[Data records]
====================

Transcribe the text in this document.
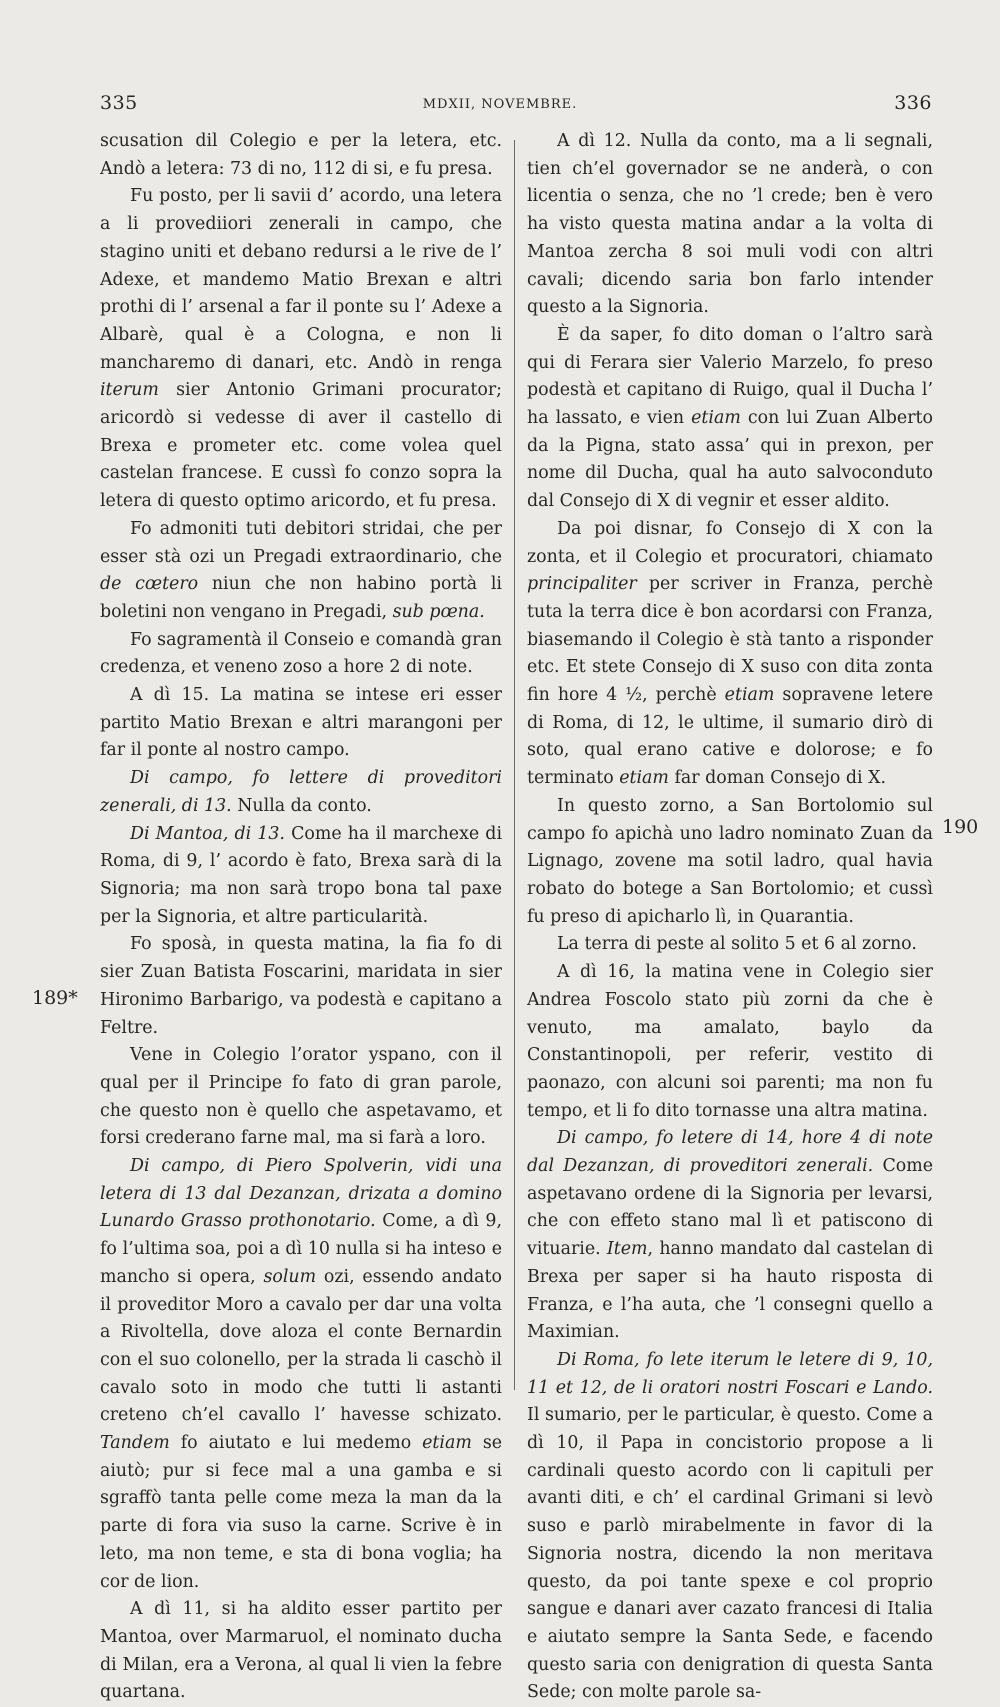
335	MDXII, NOVEMBRE.	336
189*
190

scusation dil Colegio e per la letera, etc. Andò a letera: 73 di no, 112 di si, e fu presa.

Fu posto, per li savii d’ acordo, una letera a li provediiori zenerali in campo, che stagino uniti et debano redursi a le rive de l’ Adexe, et mandemo Matio Brexan e altri prothi di l’ arsenal a far il ponte su l’ Adexe a Albarè, qual è a Cologna, e non li mancharemo di danari, etc. Andò in renga iterum sier Antonio Grimani procurator; aricordò si vedesse di aver il castello di Brexa e prometer etc. come volea quel castelan francese. E cussì fo conzo sopra la letera di questo optimo aricordo, et fu presa.

Fo admoniti tuti debitori stridai, che per esser stà ozi un Pregadi extraordinario, che de cœtero niun che non habino portà li boletini non vengano in Pregadi, sub pœna.

Fo sagramentà il Conseio e comandà gran credenza, et veneno zoso a hore 2 di note.

A dì 15. La matina se intese eri esser partito Matio Brexan e altri marangoni per far il ponte al nostro campo.

Di campo, fo lettere di proveditori zenerali, di 13. Nulla da conto.

Di Mantoa, di 13. Come ha il marchexe di Roma, di 9, l’ acordo è fato, Brexa sarà di la Signoria; ma non sarà tropo bona tal paxe per la Signoria, et altre particularità.

Fo sposà, in questa matina, la fia fo di sier Zuan Batista Foscarini, maridata in sier Hironimo Barbarigo, va podestà e capitano a Feltre.

Vene in Colegio l’orator yspano, con il qual per il Principe fo fato di gran parole, che questo non è quello che aspetavamo, et forsi crederano farne mal, ma si farà a loro.

Di campo, di Piero Spolverin, vidi una letera di 13 dal Dezanzan, drizata a domino Lunardo Grasso prothonotario. Come, a dì 9, fo l’ultima soa, poi a dì 10 nulla si ha inteso e mancho si opera, solum ozi, essendo andato il proveditor Moro a cavalo per dar una volta a Rivoltella, dove aloza el conte Bernardin con el suo colonello, per la strada li caschò il cavalo soto in modo che tutti li astanti creteno ch’el cavallo l’ havesse schizato. Tandem fo aiutato e lui medemo etiam se aiutò; pur si fece mal a una gamba e si sgraffò tanta pelle come meza la man da la parte di fora via suso la carne. Scrive è in leto, ma non teme, e sta di bona voglia; ha cor de lion.

A dì 11, si ha aldito esser partito per Mantoa, over Marmaruol, el nominato ducha di Milan, era a Verona, al qual li vien la febre quartana.

A dì 12. Nulla da conto, ma a li segnali, tien ch’el governador se ne anderà, o con licentia o senza, che no ’l crede; ben è vero ha visto questa matina andar a la volta di Mantoa zercha 8 soi muli vodi con altri cavali; dicendo saria bon farlo intender questo a la Signoria.

È da saper, fo dito doman o l’altro sarà qui di Ferara sier Valerio Marzelo, fo preso podestà et capitano di Ruigo, qual il Ducha l’ ha lassato, e vien etiam con lui Zuan Alberto da la Pigna, stato assa’ qui in prexon, per nome dil Ducha, qual ha auto salvoconduto dal Consejo di X di vegnir et esser aldito.

Da poi disnar, fo Consejo di X con la zonta, et il Colegio et procuratori, chiamato principaliter per scriver in Franza, perchè tuta la terra dice è bon acordarsi con Franza, biasemando il Colegio è stà tanto a risponder etc. Et stete Consejo di X suso con dita zonta fin hore 4 ½, perchè etiam sopravene letere di Roma, di 12, le ultime, il sumario dirò di soto, qual erano cative e dolorose; e fo terminato etiam far doman Consejo di X.

In questo zorno, a San Bortolomio sul campo fo apichà uno ladro nominato Zuan da Lignago, zovene ma sotil ladro, qual havia robato do botege a San Bortolomio; et cussì fu preso di apicharlo lì, in Quarantia.

La terra di peste al solito 5 et 6 al zorno.

A dì 16, la matina vene in Colegio sier Andrea Foscolo stato più zorni da che è venuto, ma amalato, baylo da Constantinopoli, per referir, vestito di paonazo, con alcuni soi parenti; ma non fu tempo, et li fo dito tornasse una altra matina.

Di campo, fo letere di 14, hore 4 di note dal Dezanzan, di proveditori zenerali. Come aspetavano ordene di la Signoria per levarsi, che con effeto stano mal lì et patiscono di vituarie. Item, hanno mandato dal castelan di Brexa per saper si ha hauto risposta di Franza, e l’ha auta, che ’l consegni quello a Maximian.

Di Roma, fo lete iterum le letere di 9, 10, 11 et 12, de li oratori nostri Foscari e Lando. Il sumario, per le particular, è questo. Come a dì 10, il Papa in concistorio propose a li cardinali questo acordo con li capituli per avanti diti, e ch’ el cardinal Grimani si levò suso e parlò mirabelmente in favor di la Signoria nostra, dicendo la non meritava questo, da poi tante spexe e col proprio sangue e danari aver cazato francesi di Italia e aiutato sempre la Santa Sede, e facendo questo saria con denigration di questa Santa Sede; con molte parole sa-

====================

= WORK REQUIRED =
Return nothing except the number of lines that include the string "gran".

= FINISHED EXERCISE =
2